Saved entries
§

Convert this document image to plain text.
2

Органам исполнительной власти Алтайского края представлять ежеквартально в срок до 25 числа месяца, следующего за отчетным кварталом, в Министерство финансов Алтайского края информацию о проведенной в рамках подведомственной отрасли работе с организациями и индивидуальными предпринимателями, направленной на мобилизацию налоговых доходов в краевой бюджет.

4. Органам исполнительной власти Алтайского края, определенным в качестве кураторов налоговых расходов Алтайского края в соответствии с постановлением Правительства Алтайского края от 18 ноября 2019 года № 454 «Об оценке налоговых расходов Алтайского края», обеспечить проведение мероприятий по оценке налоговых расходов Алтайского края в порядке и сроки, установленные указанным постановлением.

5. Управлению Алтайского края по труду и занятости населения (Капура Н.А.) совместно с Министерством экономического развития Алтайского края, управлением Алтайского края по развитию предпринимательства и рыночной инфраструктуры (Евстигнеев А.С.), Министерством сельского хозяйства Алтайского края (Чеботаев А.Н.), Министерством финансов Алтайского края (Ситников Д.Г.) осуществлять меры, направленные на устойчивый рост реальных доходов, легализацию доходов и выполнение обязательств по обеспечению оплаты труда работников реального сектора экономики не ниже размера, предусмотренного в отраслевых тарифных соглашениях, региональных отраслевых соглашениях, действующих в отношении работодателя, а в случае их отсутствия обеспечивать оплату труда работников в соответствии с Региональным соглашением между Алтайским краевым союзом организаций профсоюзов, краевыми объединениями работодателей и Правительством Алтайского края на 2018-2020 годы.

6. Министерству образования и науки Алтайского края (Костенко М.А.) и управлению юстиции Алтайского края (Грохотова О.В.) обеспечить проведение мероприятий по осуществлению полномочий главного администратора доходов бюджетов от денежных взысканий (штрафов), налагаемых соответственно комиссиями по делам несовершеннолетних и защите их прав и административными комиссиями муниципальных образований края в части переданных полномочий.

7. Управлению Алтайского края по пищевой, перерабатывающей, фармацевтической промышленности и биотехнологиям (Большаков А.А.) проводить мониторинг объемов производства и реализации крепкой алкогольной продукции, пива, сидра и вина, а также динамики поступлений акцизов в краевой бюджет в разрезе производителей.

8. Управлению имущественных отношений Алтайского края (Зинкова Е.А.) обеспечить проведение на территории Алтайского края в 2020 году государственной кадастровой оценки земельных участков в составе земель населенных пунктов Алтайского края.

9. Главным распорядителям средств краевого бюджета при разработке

§

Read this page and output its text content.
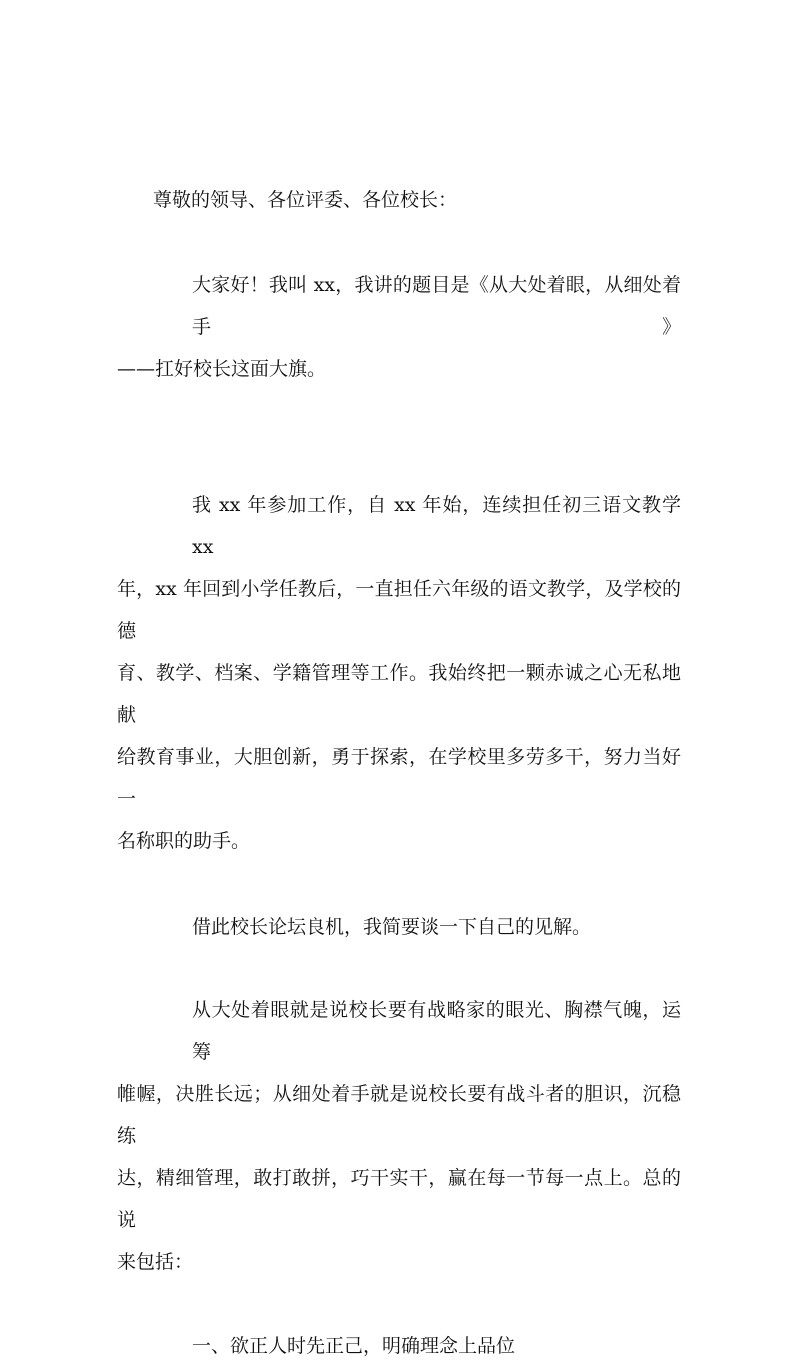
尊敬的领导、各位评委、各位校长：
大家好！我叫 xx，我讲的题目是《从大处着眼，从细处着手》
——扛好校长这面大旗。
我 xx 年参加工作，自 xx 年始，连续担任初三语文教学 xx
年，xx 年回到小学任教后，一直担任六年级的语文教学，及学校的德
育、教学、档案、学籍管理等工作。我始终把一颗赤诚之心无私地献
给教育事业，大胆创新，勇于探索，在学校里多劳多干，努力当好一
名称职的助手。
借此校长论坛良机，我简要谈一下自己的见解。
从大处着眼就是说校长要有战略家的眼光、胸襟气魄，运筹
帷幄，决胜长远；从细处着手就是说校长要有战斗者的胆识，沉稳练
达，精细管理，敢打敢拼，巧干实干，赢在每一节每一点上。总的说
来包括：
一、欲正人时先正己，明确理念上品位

§

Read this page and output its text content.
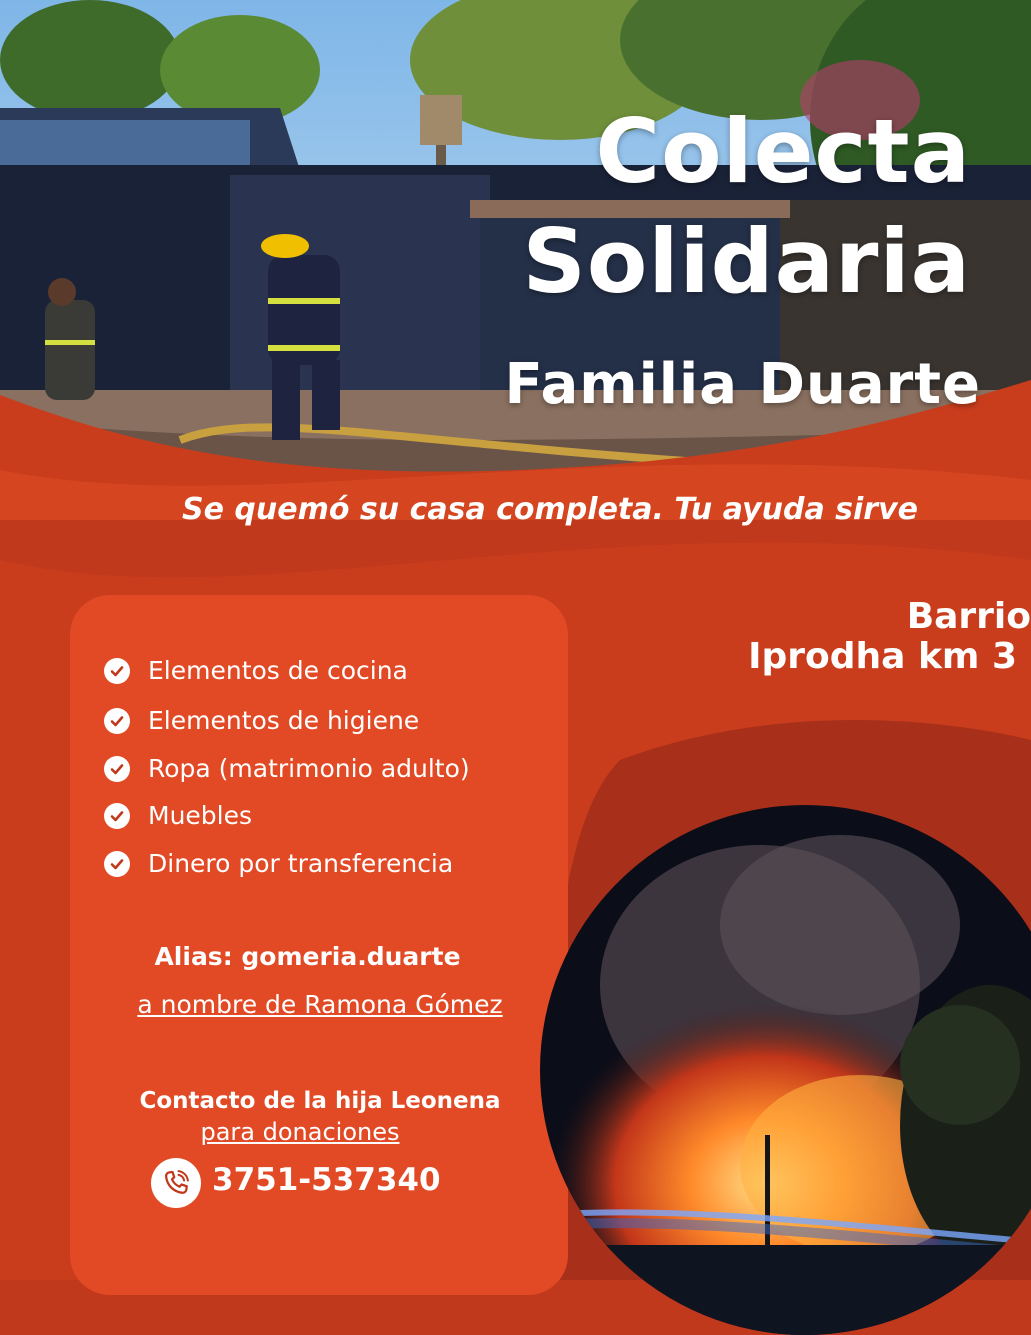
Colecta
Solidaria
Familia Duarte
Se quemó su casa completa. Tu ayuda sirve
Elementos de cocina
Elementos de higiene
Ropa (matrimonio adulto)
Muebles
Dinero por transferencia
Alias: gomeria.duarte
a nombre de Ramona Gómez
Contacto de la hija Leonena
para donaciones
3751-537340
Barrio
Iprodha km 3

§

Task requirements:
From the listing above, copy every line that holds the string "Elementos".

Result for this exercise:
Elementos de cocina
Elementos de higiene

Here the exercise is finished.